▶ _Excerpts from an interface dataset_:
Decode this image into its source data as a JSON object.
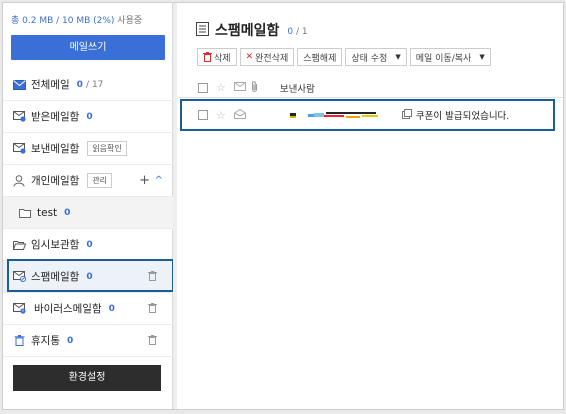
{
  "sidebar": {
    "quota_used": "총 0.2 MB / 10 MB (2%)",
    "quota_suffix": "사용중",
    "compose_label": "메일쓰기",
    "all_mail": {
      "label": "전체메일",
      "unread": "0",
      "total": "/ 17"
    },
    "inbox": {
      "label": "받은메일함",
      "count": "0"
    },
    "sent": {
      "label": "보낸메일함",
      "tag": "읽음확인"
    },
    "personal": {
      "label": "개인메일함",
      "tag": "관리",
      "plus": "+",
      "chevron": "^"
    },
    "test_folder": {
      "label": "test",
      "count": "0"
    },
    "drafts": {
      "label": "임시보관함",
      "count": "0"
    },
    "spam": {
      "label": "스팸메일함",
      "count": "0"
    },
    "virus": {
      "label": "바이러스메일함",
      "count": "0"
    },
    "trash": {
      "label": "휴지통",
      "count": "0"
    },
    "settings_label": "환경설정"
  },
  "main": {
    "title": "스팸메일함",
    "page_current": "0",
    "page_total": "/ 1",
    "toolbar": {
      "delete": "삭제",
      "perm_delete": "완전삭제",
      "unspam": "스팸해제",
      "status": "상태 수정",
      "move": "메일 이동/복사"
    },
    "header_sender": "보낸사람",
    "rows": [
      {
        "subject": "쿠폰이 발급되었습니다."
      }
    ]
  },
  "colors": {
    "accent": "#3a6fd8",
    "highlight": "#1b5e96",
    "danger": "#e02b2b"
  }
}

==

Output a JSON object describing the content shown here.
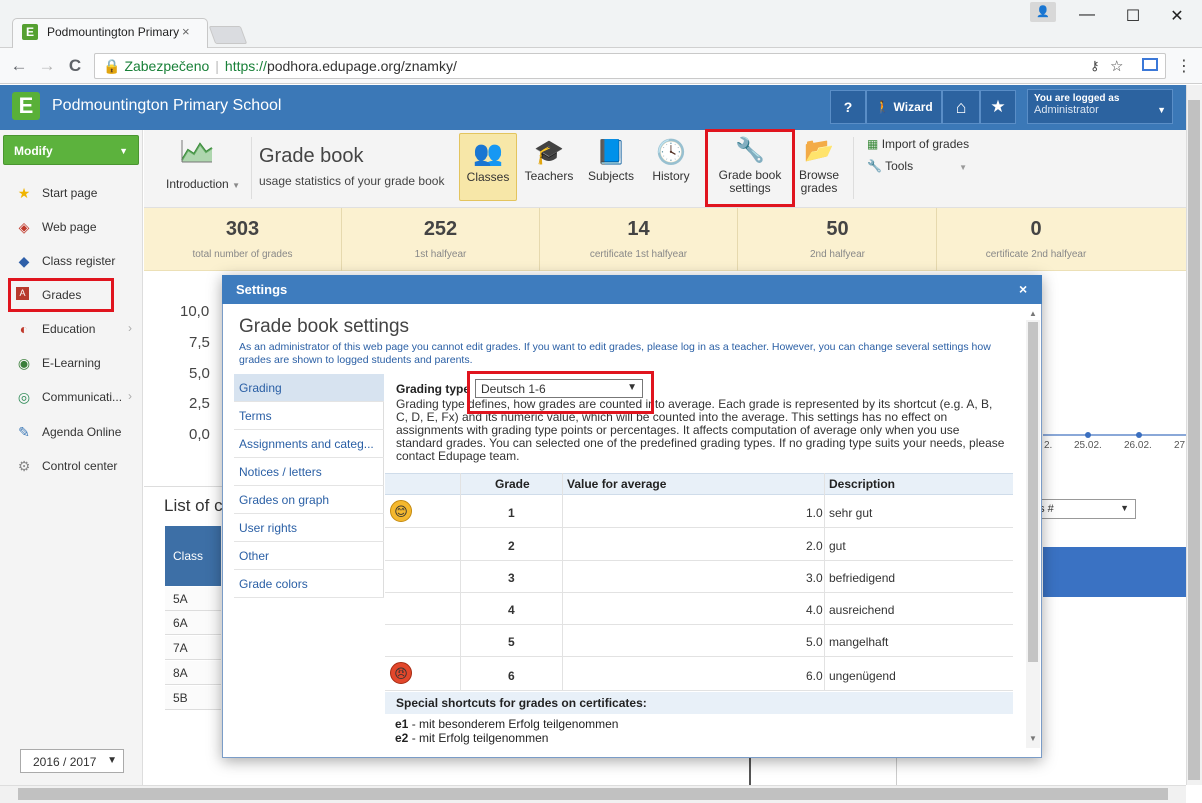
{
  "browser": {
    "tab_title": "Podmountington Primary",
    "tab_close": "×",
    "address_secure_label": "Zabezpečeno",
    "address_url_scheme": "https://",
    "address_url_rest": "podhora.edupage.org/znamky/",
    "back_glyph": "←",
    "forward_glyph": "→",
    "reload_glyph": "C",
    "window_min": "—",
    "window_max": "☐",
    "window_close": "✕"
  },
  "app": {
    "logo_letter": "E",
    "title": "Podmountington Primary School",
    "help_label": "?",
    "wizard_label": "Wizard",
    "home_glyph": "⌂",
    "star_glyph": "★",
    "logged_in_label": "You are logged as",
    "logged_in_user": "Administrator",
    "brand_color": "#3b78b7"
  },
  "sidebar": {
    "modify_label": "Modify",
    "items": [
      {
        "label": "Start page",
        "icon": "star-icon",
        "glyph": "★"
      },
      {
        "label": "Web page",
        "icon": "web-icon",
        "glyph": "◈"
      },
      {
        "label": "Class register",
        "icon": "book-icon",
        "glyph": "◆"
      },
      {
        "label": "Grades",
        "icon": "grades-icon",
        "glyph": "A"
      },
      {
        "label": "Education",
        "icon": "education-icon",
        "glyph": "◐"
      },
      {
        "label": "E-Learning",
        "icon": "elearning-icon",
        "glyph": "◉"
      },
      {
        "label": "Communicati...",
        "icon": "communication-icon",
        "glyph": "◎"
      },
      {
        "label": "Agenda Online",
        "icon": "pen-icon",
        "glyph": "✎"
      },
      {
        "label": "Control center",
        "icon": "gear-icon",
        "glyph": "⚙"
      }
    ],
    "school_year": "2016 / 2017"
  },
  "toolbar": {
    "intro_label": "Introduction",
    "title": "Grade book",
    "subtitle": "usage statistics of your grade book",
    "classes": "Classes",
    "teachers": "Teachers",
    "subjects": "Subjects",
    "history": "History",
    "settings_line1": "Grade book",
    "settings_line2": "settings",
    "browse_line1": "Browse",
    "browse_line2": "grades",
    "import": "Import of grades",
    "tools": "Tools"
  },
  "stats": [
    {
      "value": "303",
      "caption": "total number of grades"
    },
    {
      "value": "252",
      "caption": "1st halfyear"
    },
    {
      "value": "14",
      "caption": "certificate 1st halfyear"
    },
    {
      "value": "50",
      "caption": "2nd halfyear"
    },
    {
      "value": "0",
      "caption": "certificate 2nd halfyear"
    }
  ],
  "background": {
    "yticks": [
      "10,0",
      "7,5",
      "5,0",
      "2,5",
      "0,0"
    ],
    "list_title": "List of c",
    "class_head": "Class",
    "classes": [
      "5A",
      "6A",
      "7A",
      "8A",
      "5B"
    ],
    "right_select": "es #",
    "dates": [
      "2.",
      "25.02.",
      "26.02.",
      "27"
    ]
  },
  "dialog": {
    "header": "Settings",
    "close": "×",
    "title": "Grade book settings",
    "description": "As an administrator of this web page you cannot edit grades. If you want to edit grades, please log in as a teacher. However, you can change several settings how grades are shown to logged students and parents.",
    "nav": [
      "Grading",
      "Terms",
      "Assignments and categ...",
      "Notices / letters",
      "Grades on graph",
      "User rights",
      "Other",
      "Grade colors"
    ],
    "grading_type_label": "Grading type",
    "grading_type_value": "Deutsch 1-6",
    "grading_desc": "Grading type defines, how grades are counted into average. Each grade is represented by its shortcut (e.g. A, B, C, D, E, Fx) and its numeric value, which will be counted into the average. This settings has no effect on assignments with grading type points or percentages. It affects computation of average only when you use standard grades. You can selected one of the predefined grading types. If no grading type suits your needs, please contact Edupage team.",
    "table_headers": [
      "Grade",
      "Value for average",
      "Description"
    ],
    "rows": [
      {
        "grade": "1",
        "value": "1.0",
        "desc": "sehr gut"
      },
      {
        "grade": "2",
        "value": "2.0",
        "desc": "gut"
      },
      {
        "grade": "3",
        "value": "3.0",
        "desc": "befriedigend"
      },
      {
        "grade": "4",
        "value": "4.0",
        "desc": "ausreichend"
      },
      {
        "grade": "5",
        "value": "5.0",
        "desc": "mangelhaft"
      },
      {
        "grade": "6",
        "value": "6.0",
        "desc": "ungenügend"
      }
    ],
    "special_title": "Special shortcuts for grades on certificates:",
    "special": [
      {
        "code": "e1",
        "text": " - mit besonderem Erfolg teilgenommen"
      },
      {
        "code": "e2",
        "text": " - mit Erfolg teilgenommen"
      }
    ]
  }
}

▶ _INSTRUCTIONS TO FOLLOW_: Only lines with the word "halfyear" are needed. Copy them from the preceding records.

▶ _RESPONSE BELOW_:
      "caption": "1st halfyear"
      "caption": "certificate 1st halfyear"
      "caption": "2nd halfyear"
      "caption": "certificate 2nd halfyear"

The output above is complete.